Pick out each line in these entries that contains the string "муниципального".

• Dataset:
## BEGIN

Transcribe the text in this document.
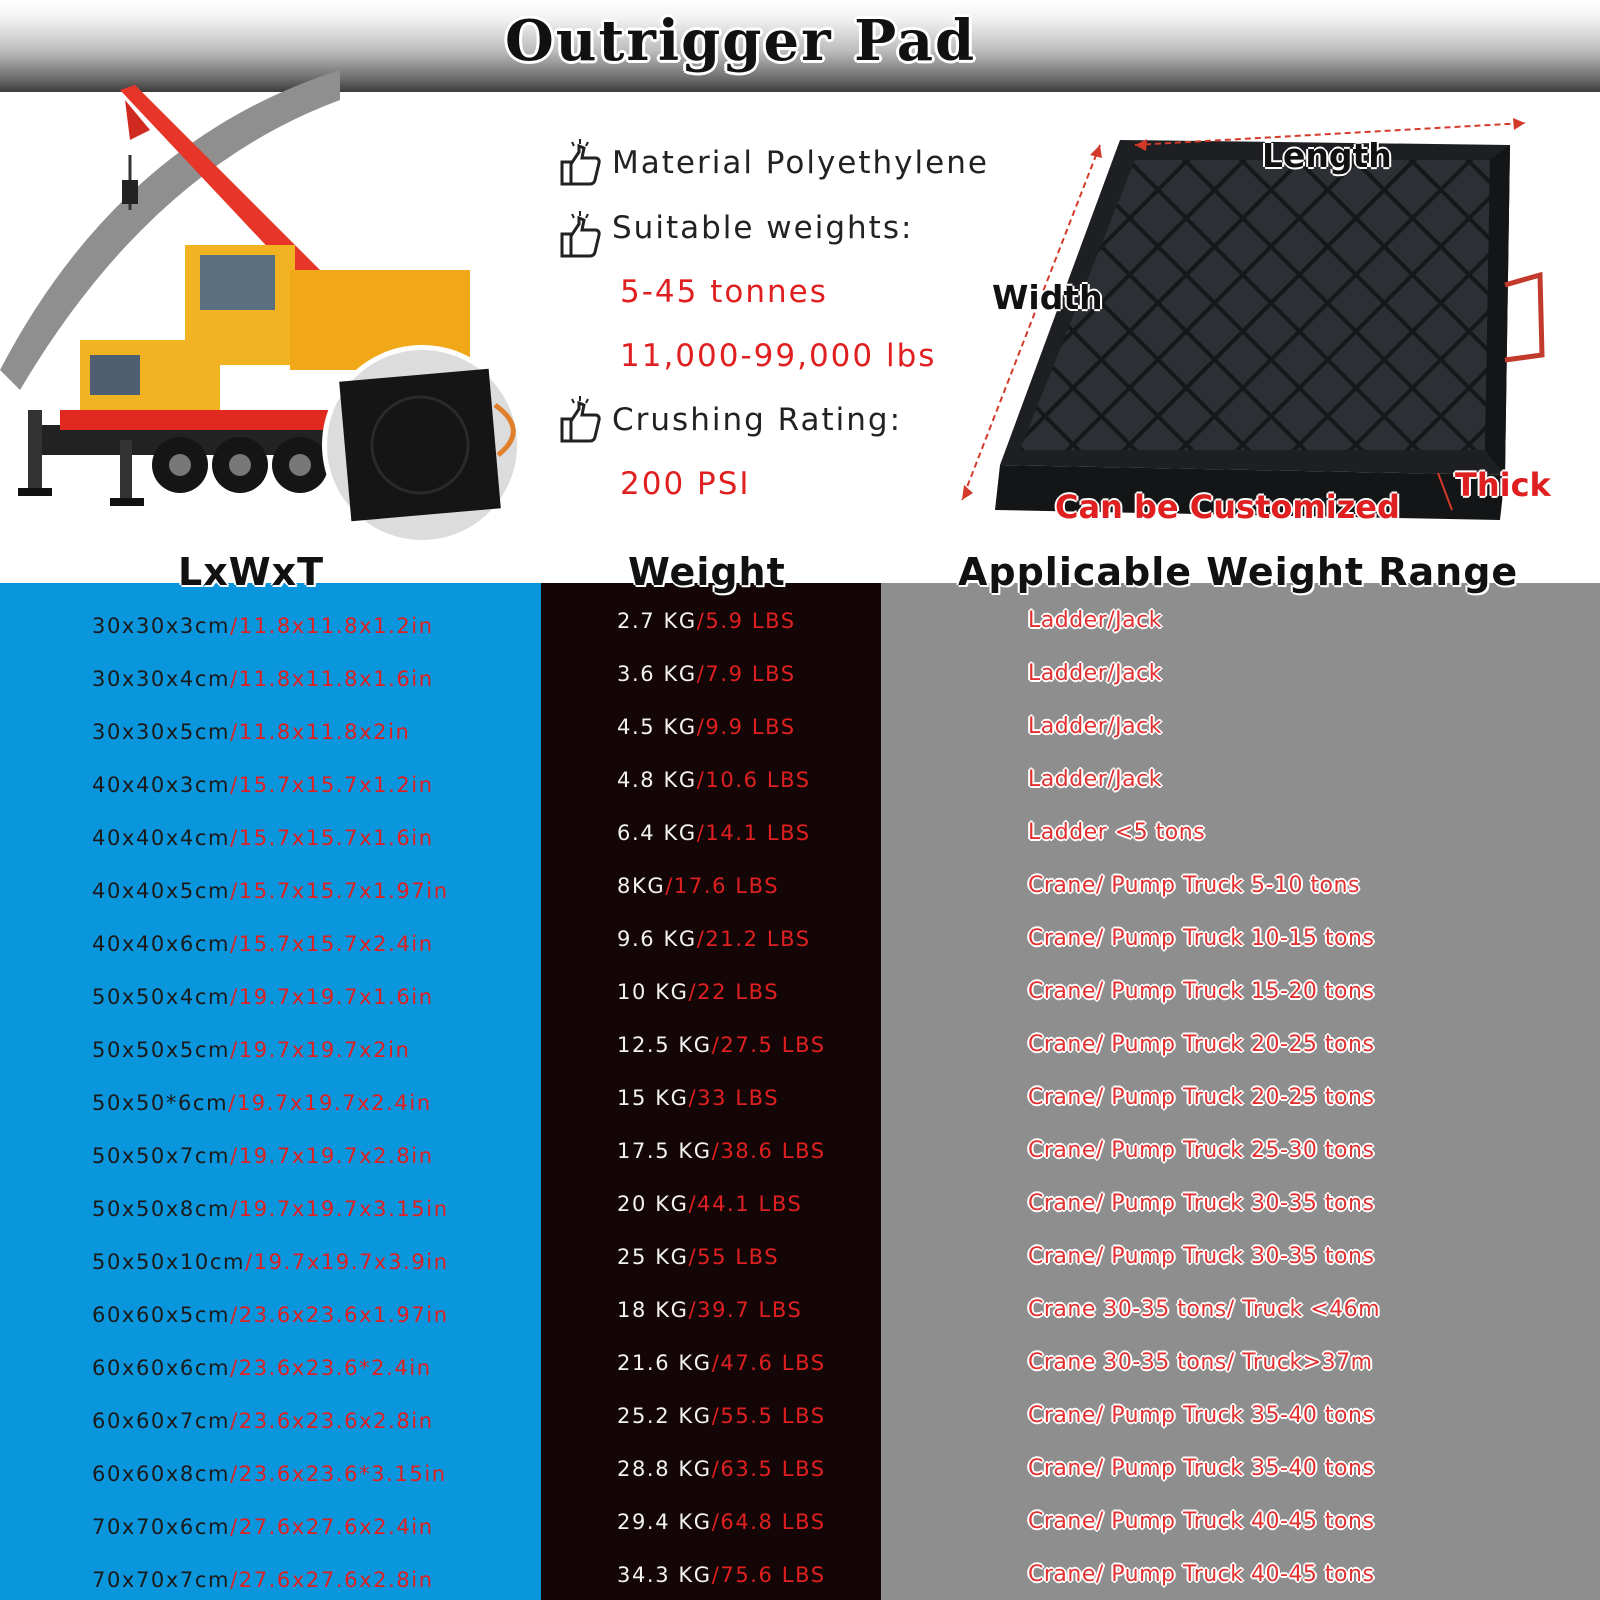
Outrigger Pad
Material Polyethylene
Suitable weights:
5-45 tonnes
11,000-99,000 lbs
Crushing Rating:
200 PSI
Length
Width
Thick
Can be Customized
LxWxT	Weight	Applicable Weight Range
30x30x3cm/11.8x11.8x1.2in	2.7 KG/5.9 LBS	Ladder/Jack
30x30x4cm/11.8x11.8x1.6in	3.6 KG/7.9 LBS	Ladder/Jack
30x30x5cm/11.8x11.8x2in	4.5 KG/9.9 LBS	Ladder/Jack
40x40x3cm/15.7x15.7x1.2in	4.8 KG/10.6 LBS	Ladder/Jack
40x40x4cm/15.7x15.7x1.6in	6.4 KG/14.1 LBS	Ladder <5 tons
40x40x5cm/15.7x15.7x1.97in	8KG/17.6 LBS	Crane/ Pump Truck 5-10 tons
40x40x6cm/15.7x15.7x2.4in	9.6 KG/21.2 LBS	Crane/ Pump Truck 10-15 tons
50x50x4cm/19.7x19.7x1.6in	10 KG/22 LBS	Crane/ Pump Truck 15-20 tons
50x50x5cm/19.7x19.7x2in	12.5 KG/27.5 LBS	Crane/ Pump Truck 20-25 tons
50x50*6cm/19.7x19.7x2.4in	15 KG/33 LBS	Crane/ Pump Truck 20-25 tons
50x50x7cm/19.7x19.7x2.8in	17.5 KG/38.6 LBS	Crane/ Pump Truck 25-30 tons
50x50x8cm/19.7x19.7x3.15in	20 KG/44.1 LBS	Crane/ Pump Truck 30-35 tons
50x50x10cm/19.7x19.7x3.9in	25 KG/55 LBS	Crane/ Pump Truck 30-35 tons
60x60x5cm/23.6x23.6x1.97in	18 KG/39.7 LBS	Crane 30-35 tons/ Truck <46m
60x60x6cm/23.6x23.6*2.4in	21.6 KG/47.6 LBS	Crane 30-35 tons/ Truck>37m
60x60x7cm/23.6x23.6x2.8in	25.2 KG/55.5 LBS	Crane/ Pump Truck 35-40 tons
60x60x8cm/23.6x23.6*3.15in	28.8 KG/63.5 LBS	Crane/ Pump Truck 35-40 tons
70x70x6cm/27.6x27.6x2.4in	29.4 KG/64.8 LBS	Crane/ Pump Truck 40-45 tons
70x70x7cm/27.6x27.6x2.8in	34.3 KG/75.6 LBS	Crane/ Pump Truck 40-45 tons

## END
## BEGIN

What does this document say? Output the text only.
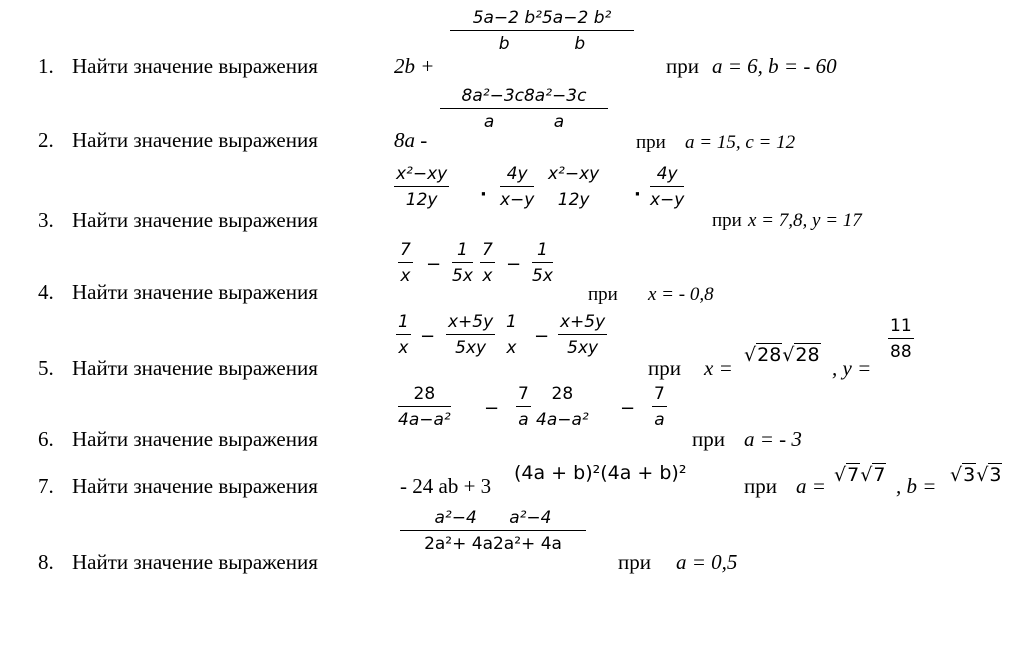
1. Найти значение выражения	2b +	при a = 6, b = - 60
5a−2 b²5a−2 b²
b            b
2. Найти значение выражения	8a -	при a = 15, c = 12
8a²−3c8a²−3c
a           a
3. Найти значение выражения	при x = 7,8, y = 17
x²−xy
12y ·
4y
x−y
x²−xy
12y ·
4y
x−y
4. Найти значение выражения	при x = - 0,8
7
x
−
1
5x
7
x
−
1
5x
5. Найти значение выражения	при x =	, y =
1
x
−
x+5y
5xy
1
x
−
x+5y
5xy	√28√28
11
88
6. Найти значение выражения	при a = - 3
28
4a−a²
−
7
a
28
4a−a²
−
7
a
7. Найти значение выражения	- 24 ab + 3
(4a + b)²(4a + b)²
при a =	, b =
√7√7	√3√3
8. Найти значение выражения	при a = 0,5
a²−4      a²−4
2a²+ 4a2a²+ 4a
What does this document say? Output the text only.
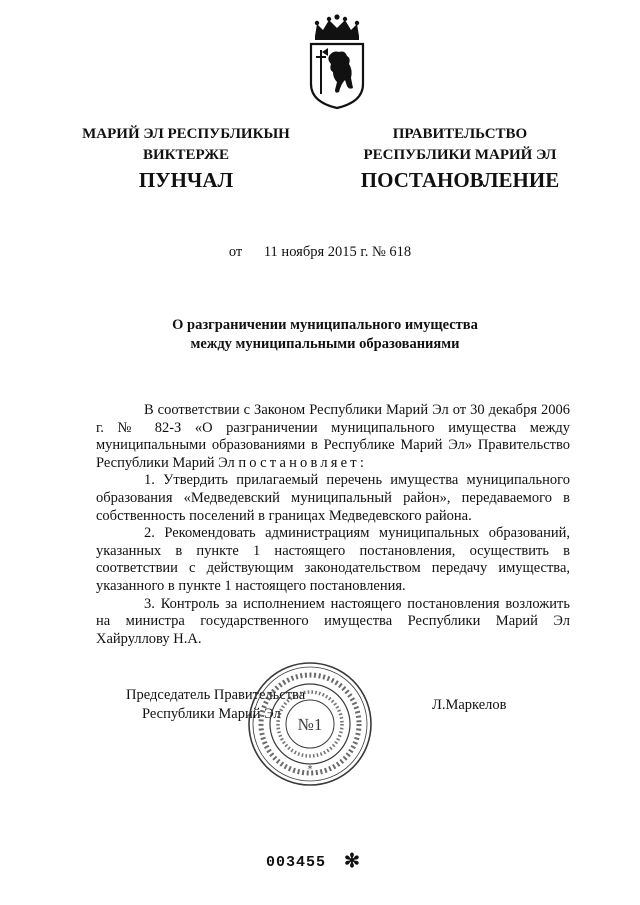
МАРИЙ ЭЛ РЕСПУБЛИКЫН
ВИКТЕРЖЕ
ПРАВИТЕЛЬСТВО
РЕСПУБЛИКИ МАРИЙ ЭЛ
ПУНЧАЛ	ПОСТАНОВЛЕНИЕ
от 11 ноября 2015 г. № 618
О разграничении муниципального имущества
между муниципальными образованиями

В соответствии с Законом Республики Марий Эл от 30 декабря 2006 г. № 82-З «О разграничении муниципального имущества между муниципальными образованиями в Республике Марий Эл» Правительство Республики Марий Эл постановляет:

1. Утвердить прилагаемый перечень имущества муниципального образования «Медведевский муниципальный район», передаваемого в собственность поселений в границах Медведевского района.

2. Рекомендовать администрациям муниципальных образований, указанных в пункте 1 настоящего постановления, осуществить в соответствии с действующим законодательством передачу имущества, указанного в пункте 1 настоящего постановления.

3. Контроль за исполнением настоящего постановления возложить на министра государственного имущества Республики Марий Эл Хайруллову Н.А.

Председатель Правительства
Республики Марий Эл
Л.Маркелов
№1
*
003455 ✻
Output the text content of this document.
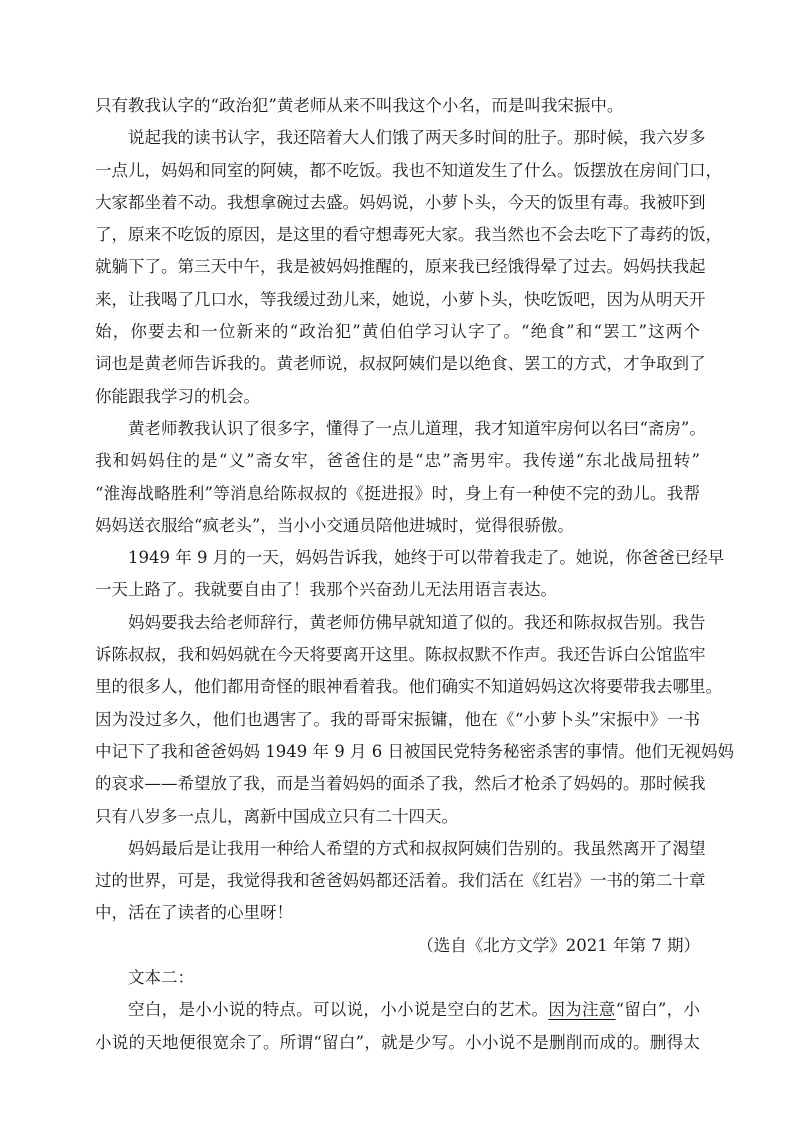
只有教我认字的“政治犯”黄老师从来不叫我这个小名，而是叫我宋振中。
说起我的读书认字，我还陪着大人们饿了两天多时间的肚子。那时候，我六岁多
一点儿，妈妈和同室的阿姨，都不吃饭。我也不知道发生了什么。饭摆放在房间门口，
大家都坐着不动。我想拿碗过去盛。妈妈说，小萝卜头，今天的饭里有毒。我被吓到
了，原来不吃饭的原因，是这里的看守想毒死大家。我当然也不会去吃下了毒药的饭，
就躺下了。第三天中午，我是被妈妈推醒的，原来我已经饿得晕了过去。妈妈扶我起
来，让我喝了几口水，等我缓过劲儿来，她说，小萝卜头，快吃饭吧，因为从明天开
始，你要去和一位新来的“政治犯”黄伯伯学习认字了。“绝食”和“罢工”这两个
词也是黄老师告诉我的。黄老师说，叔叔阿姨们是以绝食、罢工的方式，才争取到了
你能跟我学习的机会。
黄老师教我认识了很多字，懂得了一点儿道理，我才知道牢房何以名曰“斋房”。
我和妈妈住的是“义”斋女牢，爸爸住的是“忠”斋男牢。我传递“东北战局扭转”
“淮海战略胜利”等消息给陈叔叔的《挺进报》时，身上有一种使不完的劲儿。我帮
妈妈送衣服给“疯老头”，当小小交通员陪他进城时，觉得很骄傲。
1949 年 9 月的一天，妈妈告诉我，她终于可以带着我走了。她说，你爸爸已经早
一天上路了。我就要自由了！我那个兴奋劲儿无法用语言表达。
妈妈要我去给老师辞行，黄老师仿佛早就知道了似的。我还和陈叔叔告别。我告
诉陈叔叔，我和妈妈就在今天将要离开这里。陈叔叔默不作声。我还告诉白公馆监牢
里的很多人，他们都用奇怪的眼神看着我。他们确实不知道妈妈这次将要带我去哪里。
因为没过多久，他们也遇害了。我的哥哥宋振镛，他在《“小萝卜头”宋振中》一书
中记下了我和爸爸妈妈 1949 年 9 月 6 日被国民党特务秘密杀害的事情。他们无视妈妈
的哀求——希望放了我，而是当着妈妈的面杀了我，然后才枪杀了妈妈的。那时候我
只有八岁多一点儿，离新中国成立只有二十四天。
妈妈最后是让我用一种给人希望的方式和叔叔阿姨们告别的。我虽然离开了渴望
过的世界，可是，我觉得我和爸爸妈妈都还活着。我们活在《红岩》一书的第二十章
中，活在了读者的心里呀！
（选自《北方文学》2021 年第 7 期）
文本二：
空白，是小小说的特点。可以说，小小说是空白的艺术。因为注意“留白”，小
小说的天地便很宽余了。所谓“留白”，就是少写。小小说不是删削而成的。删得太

## END

• Solution to this exercise:
О разграничении муниципального имущества
В соответствии с Законом Республики Марий Эл от 30 декабря 2006 г. № 82-З «О разграничении муниципального имущества между муниципальными образованиями в Республике Марий Эл» Правительство Республики Марий Эл постановляет:
1. Утвердить прилагаемый перечень имущества муниципального образования «Медведевский муниципальный район», передаваемого в собственность поселений в границах Медведевского района.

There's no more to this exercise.